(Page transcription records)
-------
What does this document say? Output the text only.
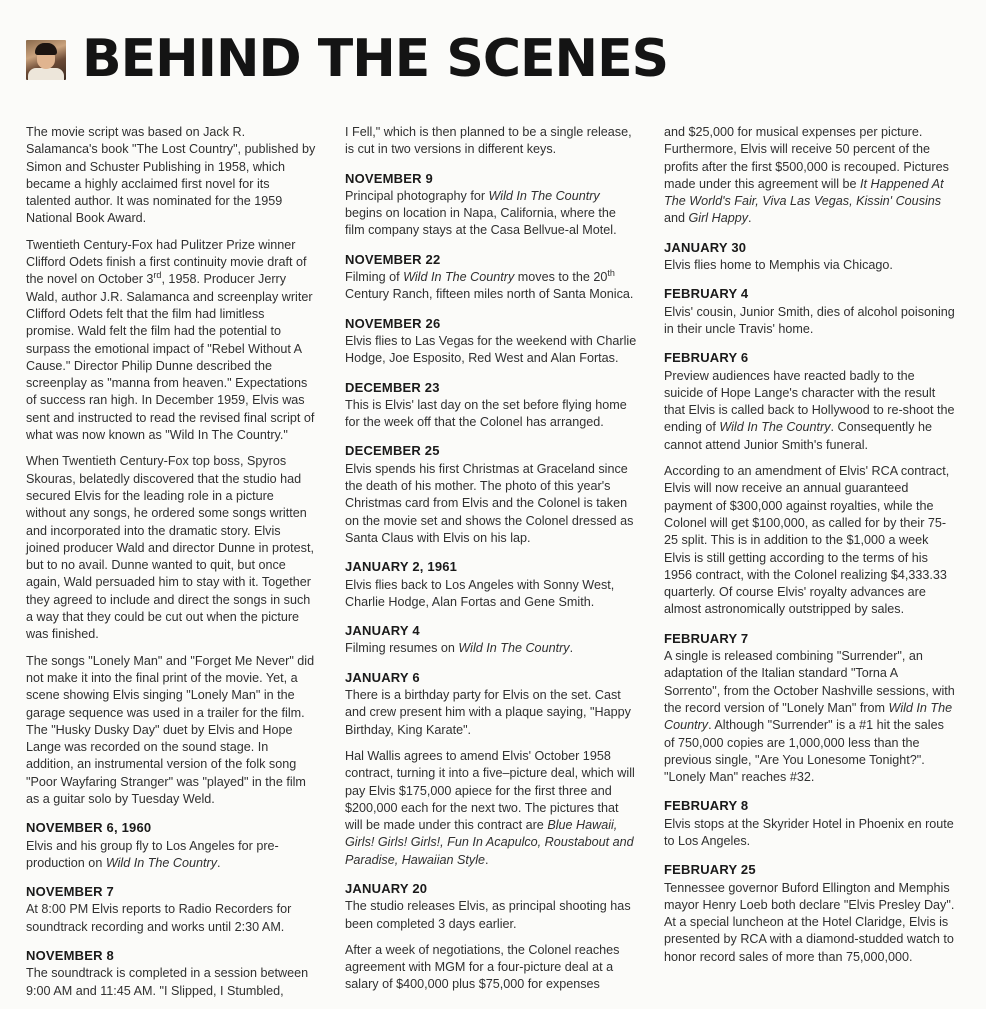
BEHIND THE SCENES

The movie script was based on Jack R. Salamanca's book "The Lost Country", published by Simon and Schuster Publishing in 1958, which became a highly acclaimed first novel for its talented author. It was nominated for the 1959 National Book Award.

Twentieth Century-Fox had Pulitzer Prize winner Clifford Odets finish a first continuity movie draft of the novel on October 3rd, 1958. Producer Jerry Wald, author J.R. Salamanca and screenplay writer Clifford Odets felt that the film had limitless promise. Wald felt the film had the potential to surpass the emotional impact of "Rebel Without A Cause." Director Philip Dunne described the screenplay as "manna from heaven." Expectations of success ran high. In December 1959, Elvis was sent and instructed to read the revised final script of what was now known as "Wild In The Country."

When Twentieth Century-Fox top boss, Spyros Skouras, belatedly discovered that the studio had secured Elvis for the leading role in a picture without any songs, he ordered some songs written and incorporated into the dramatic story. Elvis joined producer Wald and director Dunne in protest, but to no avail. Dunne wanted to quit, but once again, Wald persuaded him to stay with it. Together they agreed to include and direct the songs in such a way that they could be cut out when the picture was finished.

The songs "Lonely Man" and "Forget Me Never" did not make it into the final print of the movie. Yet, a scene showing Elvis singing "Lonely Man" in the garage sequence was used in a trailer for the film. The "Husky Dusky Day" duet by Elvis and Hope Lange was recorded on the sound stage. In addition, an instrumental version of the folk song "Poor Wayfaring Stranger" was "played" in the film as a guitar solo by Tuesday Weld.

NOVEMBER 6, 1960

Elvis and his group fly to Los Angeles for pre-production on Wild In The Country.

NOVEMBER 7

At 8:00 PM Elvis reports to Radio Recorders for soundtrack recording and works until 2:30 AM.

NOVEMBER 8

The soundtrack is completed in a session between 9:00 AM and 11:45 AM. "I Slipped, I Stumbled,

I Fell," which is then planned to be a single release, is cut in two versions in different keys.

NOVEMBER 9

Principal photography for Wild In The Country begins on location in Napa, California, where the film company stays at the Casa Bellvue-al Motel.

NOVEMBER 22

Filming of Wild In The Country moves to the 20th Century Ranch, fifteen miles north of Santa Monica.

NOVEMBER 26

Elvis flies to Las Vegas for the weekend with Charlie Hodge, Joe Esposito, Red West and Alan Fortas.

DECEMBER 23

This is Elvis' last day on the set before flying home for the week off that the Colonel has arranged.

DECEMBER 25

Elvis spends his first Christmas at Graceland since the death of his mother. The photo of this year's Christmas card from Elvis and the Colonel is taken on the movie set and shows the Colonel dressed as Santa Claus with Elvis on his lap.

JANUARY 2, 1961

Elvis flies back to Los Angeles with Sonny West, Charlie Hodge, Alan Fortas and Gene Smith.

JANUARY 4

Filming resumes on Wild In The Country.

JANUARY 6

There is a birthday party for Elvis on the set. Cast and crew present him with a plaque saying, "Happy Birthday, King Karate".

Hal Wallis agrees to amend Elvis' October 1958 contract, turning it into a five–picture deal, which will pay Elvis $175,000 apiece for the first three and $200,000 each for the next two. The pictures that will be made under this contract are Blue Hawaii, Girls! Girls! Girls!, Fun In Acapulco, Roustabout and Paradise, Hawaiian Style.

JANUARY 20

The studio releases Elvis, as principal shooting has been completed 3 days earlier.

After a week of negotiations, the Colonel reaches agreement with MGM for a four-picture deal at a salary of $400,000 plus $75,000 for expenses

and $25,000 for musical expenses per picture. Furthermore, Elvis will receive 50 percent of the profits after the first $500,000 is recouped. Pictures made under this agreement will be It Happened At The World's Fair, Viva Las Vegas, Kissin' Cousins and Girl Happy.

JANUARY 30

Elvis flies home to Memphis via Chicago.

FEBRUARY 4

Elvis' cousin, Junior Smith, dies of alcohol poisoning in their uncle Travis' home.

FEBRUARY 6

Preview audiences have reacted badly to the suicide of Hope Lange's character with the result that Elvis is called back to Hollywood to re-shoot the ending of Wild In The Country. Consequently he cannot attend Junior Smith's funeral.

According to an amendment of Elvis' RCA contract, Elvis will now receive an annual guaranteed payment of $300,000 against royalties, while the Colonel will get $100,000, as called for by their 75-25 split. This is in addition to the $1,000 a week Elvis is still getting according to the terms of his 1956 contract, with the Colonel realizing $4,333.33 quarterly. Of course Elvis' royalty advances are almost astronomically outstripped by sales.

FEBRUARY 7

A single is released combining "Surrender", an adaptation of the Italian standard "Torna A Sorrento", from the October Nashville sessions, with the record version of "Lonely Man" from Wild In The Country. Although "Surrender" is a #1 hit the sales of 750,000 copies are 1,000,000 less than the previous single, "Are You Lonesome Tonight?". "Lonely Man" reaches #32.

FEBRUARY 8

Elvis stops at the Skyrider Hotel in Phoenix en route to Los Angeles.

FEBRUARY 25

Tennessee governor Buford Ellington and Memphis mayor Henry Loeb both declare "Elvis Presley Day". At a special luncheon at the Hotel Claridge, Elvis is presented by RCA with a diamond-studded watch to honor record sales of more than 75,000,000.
-------
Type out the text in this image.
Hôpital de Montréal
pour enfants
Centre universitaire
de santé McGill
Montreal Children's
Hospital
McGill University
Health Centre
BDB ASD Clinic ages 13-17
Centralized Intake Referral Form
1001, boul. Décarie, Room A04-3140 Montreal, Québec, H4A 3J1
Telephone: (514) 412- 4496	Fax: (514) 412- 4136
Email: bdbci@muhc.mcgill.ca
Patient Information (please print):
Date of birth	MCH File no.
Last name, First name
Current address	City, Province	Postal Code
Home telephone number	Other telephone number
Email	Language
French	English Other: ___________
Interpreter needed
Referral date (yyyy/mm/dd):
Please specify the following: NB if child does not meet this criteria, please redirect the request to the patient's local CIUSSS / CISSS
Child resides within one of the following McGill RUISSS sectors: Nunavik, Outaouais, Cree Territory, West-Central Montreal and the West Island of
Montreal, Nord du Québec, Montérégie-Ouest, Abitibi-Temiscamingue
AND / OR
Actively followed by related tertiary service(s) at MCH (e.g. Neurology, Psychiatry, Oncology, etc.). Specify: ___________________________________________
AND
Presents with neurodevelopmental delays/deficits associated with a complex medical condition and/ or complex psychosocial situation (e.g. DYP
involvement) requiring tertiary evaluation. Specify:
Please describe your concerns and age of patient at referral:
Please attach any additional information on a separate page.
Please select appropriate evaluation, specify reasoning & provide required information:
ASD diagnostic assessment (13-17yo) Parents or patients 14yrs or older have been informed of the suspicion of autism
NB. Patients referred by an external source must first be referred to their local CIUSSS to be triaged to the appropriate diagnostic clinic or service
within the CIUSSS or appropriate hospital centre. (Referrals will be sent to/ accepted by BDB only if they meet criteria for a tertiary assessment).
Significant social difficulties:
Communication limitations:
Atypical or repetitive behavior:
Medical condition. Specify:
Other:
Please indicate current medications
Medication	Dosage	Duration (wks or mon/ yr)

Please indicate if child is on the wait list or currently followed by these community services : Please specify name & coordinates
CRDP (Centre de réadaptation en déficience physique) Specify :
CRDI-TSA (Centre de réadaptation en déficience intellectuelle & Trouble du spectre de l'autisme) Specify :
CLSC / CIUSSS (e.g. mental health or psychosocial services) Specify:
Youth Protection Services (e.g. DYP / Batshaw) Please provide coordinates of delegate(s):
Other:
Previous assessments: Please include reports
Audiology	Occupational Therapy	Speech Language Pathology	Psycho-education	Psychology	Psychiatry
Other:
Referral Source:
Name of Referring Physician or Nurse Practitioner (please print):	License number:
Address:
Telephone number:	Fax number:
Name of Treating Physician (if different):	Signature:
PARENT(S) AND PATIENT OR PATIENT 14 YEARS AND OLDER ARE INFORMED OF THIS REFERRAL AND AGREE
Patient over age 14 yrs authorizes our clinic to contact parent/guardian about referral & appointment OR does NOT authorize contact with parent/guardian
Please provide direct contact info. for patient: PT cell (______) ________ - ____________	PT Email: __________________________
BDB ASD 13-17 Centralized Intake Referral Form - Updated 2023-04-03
-------
- WHAT THE TASK REQUIRES -
Where a line of the records above holds the word "receive", copy that line.

- TASK RESULT -
and $25,000 for musical expenses per picture. Furthermore, Elvis will receive 50 percent of the profits after the first $500,000 is recouped. Pictures made under this agreement will be It Happened At The World's Fair, Viva Las Vegas, Kissin' Cousins and Girl Happy.
According to an amendment of Elvis' RCA contract, Elvis will now receive an annual guaranteed payment of $300,000 against royalties, while the Colonel will get $100,000, as called for by their 75-25 split. This is in addition to the $1,000 a week Elvis is still getting according to the terms of his 1956 contract, with the Colonel realizing $4,333.33 quarterly. Of course Elvis' royalty advances are almost astronomically outstripped by sales.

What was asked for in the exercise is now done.